Locate each line below that includes "中华人民共和国药典" and reproduce it.

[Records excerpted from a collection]
# # #

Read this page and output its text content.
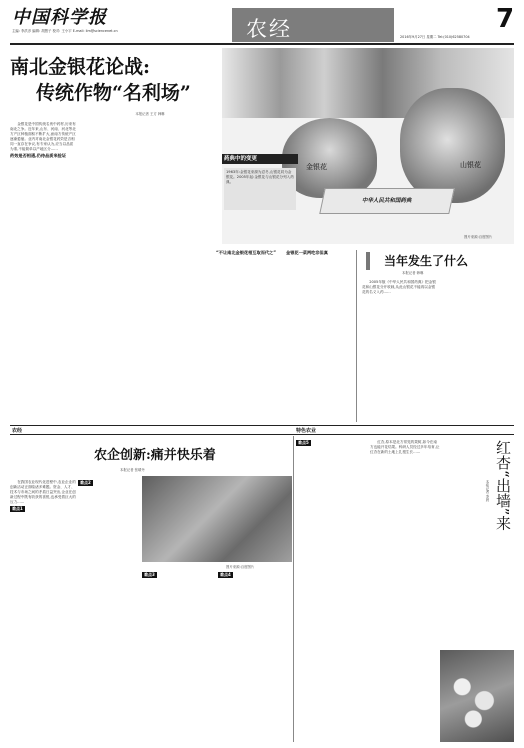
中国科学报
主编: 李洪彦 编辑: 胡慧子 校对: 王小宇 E-mail: lim@sciencenet.cn	农经	7
2016年9月27日 星期二 Tel:(010)62580704
南北金银花论战:
传统作物“名利场”
本报记者 王方 韩琳
中华人民共和国药典
金银花	山银花
药典中的变更
1963年:金银花来源为忍冬,山银花同为金银花。2005年起:金银花与山银花分列入药典。
图片来源:百度图片

金银花是中国传统名贵中药材,历来有南北之争。近年来,山东、河南、河北等北方产区种植面积不断扩大,而南方传统产区逐渐萎缩。业内对南北金银花药效是否相同一直存在争议,有专家认为,应当以品质为准,不能简单以产地区分……

药效是否相通,仍待品质来验证
“不让南北金银花相互取而代之”	金银花一菜两吃非但真
当年发生了什么
本报记者 韩琳

2005年版《中华人民共和国药典》把金银花和山银花分开收载,从此山银花不能再以金银花的名义入药……

农经	特色农业
农企创新:痛并快乐着
本报记者 张晴丹
图片来源:百度图片

在我国农业现代化进程中,农业企业的创新活动正面临诸多难题。资金、人才、技术与市场之间的矛盾日益突出,企业在创新过程中既有收获的喜悦,也承受着巨大的压力……

难点1
难点2
难点3	难点4
难点5	红杏,原本是北方常见的果树,如今在南方也能开花结果。科研人员经过多年培育,让红杏在新的土地上扎根生长……	红杏“出墙”来
本报记者 李晨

# # #

=== Written answer ===
中华人民共和国药典
2005年版《中华人民共和国药典》把金银花和山银花分开收载,从此山银花不能再以金银花的名义入药……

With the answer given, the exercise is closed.